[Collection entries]

------------------------------

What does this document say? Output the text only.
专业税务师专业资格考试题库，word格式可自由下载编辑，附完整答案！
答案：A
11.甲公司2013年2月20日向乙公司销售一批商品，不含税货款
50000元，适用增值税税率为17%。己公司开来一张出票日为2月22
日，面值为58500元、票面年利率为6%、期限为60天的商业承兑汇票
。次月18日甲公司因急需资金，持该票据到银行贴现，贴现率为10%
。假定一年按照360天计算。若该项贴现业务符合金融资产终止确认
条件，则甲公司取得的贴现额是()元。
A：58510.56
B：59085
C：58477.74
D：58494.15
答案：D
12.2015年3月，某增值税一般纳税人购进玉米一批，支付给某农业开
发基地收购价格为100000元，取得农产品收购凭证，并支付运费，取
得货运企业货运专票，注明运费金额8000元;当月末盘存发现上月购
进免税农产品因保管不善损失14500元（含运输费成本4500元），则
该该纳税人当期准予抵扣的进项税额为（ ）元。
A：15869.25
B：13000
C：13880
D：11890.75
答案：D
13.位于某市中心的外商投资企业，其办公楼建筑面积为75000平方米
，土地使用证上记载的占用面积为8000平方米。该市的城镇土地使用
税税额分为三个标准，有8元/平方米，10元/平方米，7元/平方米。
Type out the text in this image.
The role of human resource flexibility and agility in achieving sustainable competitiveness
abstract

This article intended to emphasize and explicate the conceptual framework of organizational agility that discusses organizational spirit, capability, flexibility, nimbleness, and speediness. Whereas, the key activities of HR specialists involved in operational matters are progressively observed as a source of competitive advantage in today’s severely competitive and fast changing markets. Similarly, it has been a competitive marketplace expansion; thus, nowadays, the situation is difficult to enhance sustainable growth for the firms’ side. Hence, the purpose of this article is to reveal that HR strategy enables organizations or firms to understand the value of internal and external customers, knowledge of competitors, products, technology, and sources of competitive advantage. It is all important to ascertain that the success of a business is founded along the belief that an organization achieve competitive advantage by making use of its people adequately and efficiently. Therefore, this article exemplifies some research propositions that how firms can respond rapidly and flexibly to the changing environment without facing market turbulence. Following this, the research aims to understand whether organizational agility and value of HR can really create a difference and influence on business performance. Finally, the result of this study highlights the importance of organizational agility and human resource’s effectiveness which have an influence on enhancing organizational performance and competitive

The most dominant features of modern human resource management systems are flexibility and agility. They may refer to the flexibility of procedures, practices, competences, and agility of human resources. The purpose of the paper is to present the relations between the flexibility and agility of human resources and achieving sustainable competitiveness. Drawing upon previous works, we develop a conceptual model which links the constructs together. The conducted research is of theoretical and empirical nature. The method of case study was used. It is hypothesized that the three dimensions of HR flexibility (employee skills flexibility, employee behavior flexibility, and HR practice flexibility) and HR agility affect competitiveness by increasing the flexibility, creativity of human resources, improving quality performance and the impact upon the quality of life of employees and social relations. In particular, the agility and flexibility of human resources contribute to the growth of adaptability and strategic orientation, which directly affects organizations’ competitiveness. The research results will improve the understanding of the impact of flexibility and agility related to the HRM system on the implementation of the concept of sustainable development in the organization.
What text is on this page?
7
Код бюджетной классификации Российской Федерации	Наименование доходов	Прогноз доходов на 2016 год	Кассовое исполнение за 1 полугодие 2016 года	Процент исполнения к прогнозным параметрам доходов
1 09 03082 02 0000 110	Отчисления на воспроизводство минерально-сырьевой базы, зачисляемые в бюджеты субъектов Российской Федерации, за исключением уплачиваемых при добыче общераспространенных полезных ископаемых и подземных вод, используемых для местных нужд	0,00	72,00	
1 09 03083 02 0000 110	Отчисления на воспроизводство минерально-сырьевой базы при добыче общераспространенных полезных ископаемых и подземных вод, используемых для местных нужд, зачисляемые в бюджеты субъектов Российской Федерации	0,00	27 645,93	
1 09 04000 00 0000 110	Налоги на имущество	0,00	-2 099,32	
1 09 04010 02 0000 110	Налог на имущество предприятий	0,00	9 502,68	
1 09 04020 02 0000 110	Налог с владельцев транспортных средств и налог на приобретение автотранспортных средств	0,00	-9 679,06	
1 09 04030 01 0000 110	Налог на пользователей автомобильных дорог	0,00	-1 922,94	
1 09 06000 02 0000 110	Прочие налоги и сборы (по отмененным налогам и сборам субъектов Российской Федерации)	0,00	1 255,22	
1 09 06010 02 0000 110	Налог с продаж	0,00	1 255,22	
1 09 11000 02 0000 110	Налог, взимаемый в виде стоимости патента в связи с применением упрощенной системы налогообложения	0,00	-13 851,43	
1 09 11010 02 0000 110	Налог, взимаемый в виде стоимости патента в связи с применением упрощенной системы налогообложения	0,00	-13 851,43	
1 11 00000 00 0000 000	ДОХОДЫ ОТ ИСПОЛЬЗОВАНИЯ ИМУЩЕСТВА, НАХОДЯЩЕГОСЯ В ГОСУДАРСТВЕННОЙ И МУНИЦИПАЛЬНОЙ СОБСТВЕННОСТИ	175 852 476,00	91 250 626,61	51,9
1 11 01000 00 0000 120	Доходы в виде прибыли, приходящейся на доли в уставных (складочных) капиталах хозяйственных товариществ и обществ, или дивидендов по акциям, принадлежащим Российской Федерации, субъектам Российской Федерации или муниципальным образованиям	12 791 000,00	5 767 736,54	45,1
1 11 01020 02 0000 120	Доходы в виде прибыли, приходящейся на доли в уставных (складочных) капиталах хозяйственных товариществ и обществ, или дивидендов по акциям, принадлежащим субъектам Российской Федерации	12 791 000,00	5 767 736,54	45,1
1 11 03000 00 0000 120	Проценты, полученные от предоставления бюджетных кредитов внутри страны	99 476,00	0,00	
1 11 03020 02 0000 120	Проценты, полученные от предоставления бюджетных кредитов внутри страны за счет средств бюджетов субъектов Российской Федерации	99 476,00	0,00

------------------------------

Work to be completed »
State the number of lines in the preceding entries that include the word "подземных". Provide nothing else.

Answer to the problem »
2